To be done - Return each line of the items below verbatim, changing nothing and leaving none out.

** Start Source material **

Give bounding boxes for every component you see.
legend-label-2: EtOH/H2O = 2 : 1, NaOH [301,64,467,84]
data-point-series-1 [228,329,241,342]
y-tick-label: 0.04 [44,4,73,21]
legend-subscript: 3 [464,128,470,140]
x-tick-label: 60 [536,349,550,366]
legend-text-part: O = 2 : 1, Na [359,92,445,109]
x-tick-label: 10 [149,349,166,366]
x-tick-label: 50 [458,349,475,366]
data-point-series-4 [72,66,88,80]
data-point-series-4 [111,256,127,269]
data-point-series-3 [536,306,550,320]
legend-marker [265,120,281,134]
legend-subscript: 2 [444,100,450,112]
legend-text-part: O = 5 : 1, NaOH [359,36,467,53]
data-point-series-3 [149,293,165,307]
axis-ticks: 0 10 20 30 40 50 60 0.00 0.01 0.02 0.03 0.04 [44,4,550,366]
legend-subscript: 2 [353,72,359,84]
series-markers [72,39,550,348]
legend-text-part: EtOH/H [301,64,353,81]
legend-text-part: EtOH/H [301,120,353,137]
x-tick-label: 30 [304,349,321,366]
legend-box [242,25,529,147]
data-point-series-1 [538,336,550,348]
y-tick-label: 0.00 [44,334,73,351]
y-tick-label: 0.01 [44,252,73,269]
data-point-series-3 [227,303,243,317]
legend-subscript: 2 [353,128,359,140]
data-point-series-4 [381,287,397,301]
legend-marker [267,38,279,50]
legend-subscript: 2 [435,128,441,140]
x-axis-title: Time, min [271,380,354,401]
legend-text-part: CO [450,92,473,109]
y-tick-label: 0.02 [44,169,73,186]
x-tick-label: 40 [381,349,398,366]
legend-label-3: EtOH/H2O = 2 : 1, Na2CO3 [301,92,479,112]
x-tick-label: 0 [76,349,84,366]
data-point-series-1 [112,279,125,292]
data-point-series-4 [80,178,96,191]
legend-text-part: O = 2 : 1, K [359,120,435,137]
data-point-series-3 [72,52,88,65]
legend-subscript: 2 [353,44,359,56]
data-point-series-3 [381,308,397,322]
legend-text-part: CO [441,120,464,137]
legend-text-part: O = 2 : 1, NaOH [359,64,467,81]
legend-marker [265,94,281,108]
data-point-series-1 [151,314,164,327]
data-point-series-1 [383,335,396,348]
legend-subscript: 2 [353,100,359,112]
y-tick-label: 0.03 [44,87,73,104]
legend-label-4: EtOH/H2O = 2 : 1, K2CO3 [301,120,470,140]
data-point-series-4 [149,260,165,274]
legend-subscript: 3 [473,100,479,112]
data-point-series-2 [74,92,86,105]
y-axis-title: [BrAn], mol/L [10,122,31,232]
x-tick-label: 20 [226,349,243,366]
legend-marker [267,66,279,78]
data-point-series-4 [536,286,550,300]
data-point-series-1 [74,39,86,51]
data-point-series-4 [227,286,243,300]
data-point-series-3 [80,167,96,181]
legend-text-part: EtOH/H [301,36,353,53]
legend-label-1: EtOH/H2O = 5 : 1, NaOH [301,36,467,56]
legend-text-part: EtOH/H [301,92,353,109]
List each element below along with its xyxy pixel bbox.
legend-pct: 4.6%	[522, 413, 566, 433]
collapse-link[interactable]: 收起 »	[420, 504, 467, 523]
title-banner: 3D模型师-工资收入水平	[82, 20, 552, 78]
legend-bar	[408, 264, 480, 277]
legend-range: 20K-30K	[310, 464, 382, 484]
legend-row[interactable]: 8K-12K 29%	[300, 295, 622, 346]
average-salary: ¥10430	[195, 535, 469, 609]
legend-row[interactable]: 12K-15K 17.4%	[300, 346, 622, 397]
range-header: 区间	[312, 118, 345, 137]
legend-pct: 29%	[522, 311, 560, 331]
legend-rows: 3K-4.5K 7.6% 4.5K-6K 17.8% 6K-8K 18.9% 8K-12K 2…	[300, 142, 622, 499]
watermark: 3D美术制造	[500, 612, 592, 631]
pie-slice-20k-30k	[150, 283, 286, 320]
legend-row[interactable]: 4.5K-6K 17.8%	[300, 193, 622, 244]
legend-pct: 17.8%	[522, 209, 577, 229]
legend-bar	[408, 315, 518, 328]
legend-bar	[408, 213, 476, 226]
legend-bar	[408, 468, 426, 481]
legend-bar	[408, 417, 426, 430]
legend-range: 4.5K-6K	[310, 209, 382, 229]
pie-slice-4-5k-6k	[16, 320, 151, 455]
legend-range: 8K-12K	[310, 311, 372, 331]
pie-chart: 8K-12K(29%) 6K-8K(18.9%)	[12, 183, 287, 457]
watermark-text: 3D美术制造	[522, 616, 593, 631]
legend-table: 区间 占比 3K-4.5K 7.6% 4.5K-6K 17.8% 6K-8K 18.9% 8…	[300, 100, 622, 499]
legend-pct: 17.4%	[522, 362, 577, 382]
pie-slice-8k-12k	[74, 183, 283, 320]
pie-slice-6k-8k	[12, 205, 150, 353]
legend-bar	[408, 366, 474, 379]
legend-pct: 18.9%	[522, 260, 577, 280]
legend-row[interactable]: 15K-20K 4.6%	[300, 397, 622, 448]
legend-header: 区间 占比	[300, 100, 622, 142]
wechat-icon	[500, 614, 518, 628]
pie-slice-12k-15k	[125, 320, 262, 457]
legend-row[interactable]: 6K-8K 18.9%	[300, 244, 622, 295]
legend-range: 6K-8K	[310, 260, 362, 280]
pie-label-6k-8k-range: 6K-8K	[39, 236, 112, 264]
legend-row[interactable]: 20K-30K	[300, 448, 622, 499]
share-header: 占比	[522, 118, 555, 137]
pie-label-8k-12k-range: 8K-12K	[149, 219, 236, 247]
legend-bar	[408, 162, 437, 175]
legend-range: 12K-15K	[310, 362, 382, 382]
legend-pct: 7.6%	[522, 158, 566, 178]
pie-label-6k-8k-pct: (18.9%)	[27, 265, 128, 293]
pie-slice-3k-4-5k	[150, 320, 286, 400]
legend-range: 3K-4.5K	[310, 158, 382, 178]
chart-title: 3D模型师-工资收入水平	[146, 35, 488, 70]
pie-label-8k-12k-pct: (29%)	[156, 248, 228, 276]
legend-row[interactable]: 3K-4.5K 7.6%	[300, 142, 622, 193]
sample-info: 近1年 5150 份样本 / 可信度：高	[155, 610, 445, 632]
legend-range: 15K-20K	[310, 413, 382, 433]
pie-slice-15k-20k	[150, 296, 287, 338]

** End Source material **

The answer -
Give bounding boxes for every component you see.
legend-label-2: EtOH/H2O = 2 : 1, NaOH [301,64,467,84]
data-point-series-1 [228,329,241,342]
y-tick-label: 0.04 [44,4,73,21]
legend-subscript: 3 [464,128,470,140]
x-tick-label: 60 [536,349,550,366]
legend-text-part: O = 2 : 1, Na [359,92,445,109]
x-tick-label: 10 [149,349,166,366]
x-tick-label: 50 [458,349,475,366]
data-point-series-4 [72,66,88,80]
data-point-series-4 [111,256,127,269]
data-point-series-3 [536,306,550,320]
legend-marker [265,120,281,134]
legend-subscript: 2 [444,100,450,112]
legend-text-part: O = 5 : 1, NaOH [359,36,467,53]
data-point-series-3 [149,293,165,307]
axis-ticks: 0 10 20 30 40 50 60 0.00 0.01 0.02 0.03 0.04 [44,4,550,366]
legend-subscript: 2 [353,72,359,84]
series-markers [72,39,550,348]
legend-text-part: EtOH/H [301,64,353,81]
legend-text-part: EtOH/H [301,120,353,137]
x-tick-label: 30 [304,349,321,366]
legend-box [242,25,529,147]
data-point-series-1 [538,336,550,348]
y-tick-label: 0.00 [44,334,73,351]
y-tick-label: 0.01 [44,252,73,269]
data-point-series-3 [227,303,243,317]
legend-subscript: 2 [353,128,359,140]
data-point-series-4 [381,287,397,301]
legend-marker [267,38,279,50]
legend-subscript: 2 [435,128,441,140]
x-axis-title: Time, min [271,380,354,401]
legend-text-part: CO [450,92,473,109]
y-tick-label: 0.02 [44,169,73,186]
x-tick-label: 40 [381,349,398,366]
legend-label-3: EtOH/H2O = 2 : 1, Na2CO3 [301,92,479,112]
x-tick-label: 0 [76,349,84,366]
data-point-series-1 [112,279,125,292]
data-point-series-4 [80,178,96,191]
legend-text-part: O = 2 : 1, K [359,120,435,137]
data-point-series-3 [72,52,88,65]
legend-subscript: 2 [353,44,359,56]
data-point-series-3 [381,308,397,322]
legend-text-part: CO [441,120,464,137]
legend-text-part: O = 2 : 1, NaOH [359,64,467,81]
legend-marker [265,94,281,108]
data-point-series-1 [151,314,164,327]
data-point-series-1 [383,335,396,348]
legend-subscript: 2 [353,100,359,112]
y-tick-label: 0.03 [44,87,73,104]
legend-label-4: EtOH/H2O = 2 : 1, K2CO3 [301,120,470,140]
data-point-series-4 [149,260,165,274]
legend-subscript: 3 [473,100,479,112]
data-point-series-2 [74,92,86,105]
y-axis-title: [BrAn], mol/L [10,122,31,232]
x-tick-label: 20 [226,349,243,366]
legend-marker [267,66,279,78]
data-point-series-4 [536,286,550,300]
data-point-series-1 [74,39,86,51]
data-point-series-4 [227,286,243,300]
data-point-series-3 [80,167,96,181]
legend-text-part: EtOH/H [301,36,353,53]
legend-label-1: EtOH/H2O = 5 : 1, NaOH [301,36,467,56]
legend-text-part: EtOH/H [301,92,353,109]
List each element below along with its xyxy pixel bbox.
legend-pct: 4.6%	[522, 413, 566, 433]
collapse-link[interactable]: 收起 »	[420, 504, 467, 523]
title-banner: 3D模型师-工资收入水平	[82, 20, 552, 78]
legend-bar	[408, 264, 480, 277]
legend-range: 20K-30K	[310, 464, 382, 484]
legend-row[interactable]: 8K-12K 29%	[300, 295, 622, 346]
average-salary: ¥10430	[195, 535, 469, 609]
legend-row[interactable]: 12K-15K 17.4%	[300, 346, 622, 397]
range-header: 区间	[312, 118, 345, 137]
legend-pct: 29%	[522, 311, 560, 331]
legend-rows: 3K-4.5K 7.6% 4.5K-6K 17.8% 6K-8K 18.9% 8K-12K 2…	[300, 142, 622, 499]
watermark: 3D美术制造	[500, 612, 592, 631]
pie-slice-20k-30k	[150, 283, 286, 320]
legend-row[interactable]: 4.5K-6K 17.8%	[300, 193, 622, 244]
legend-pct: 17.8%	[522, 209, 577, 229]
legend-bar	[408, 315, 518, 328]
legend-bar	[408, 213, 476, 226]
legend-bar	[408, 468, 426, 481]
legend-bar	[408, 417, 426, 430]
legend-range: 4.5K-6K	[310, 209, 382, 229]
pie-slice-4-5k-6k	[16, 320, 151, 455]
legend-range: 8K-12K	[310, 311, 372, 331]
pie-chart: 8K-12K(29%) 6K-8K(18.9%)	[12, 183, 287, 457]
watermark-text: 3D美术制造	[522, 616, 593, 631]
legend-table: 区间 占比 3K-4.5K 7.6% 4.5K-6K 17.8% 6K-8K 18.9% 8…	[300, 100, 622, 499]
legend-pct: 17.4%	[522, 362, 577, 382]
pie-slice-8k-12k	[74, 183, 283, 320]
pie-slice-6k-8k	[12, 205, 150, 353]
legend-bar	[408, 366, 474, 379]
legend-pct: 18.9%	[522, 260, 577, 280]
legend-row[interactable]: 15K-20K 4.6%	[300, 397, 622, 448]
legend-header: 区间 占比	[300, 100, 622, 142]
wechat-icon	[500, 614, 518, 628]
pie-slice-12k-15k	[125, 320, 262, 457]
legend-row[interactable]: 6K-8K 18.9%	[300, 244, 622, 295]
legend-range: 6K-8K	[310, 260, 362, 280]
pie-label-6k-8k-range: 6K-8K	[39, 236, 112, 264]
legend-row[interactable]: 20K-30K	[300, 448, 622, 499]
share-header: 占比	[522, 118, 555, 137]
pie-label-8k-12k-range: 8K-12K	[149, 219, 236, 247]
legend-bar	[408, 162, 437, 175]
legend-range: 12K-15K	[310, 362, 382, 382]
legend-pct: 7.6%	[522, 158, 566, 178]
pie-label-6k-8k-pct: (18.9%)	[27, 265, 128, 293]
pie-slice-3k-4-5k	[150, 320, 286, 400]
legend-range: 3K-4.5K	[310, 158, 382, 178]
chart-title: 3D模型师-工资收入水平	[146, 35, 488, 70]
pie-label-8k-12k-pct: (29%)	[156, 248, 228, 276]
legend-row[interactable]: 3K-4.5K 7.6%	[300, 142, 622, 193]
sample-info: 近1年 5150 份样本 / 可信度：高	[155, 610, 445, 632]
legend-range: 15K-20K	[310, 413, 382, 433]
pie-slice-15k-20k	[150, 296, 287, 338]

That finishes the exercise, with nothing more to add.